START

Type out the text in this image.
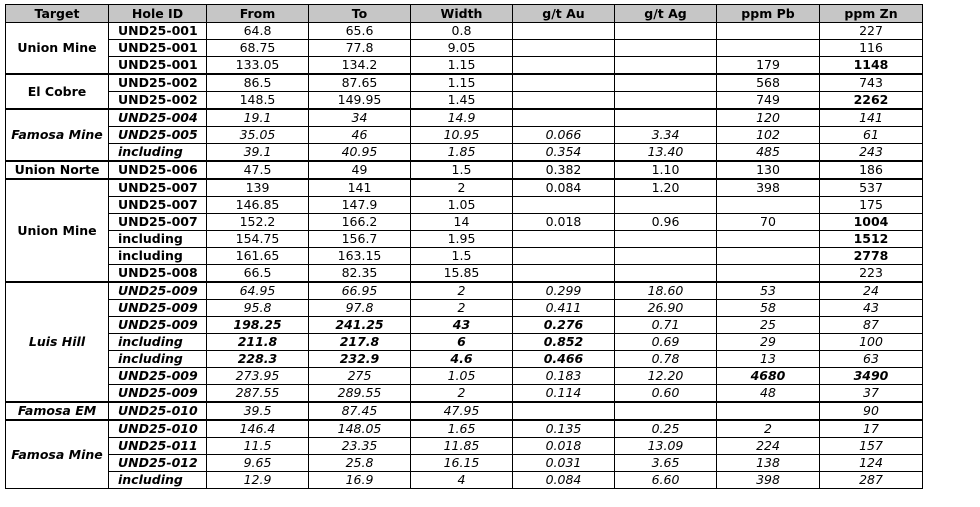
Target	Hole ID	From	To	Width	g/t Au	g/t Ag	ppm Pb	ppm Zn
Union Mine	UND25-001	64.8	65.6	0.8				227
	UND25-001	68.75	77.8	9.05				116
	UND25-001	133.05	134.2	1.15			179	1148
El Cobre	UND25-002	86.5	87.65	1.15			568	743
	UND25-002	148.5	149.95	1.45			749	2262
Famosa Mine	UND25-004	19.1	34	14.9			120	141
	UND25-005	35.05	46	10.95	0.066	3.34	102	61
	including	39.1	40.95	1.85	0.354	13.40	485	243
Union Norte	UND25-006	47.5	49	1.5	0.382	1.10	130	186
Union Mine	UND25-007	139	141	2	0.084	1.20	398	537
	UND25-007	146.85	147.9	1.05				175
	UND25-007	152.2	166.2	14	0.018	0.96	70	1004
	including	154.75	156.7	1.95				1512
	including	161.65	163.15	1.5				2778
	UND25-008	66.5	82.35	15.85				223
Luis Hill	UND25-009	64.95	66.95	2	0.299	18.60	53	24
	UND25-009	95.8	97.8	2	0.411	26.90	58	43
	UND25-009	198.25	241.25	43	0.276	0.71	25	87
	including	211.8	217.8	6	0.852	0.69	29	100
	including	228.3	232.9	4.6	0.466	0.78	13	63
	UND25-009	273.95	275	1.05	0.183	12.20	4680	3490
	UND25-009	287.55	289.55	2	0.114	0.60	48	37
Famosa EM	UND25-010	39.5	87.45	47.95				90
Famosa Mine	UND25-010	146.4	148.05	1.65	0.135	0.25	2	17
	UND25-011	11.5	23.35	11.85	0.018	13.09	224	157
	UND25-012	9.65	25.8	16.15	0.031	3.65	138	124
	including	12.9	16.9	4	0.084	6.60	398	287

END
START

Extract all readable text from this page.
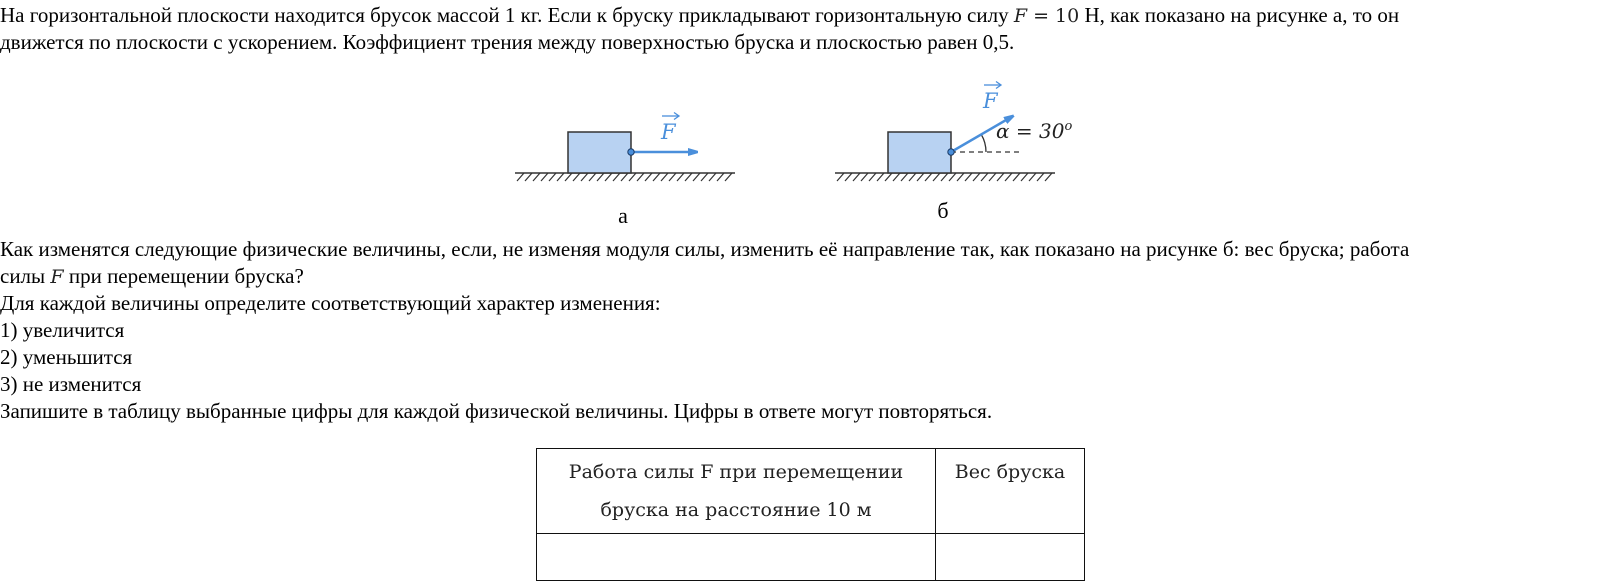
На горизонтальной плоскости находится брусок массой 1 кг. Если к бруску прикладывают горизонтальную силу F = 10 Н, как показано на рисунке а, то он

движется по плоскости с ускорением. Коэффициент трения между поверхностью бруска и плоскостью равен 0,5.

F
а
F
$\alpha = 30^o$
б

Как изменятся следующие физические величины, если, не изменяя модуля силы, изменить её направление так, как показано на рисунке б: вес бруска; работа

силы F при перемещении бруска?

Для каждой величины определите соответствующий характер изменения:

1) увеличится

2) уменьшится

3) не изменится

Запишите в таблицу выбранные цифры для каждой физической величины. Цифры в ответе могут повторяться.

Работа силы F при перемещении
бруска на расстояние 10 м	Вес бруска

END

**Exercise goal**
Work through the records line by line and tally those with the word "this". Report only the total.

**Solution**
2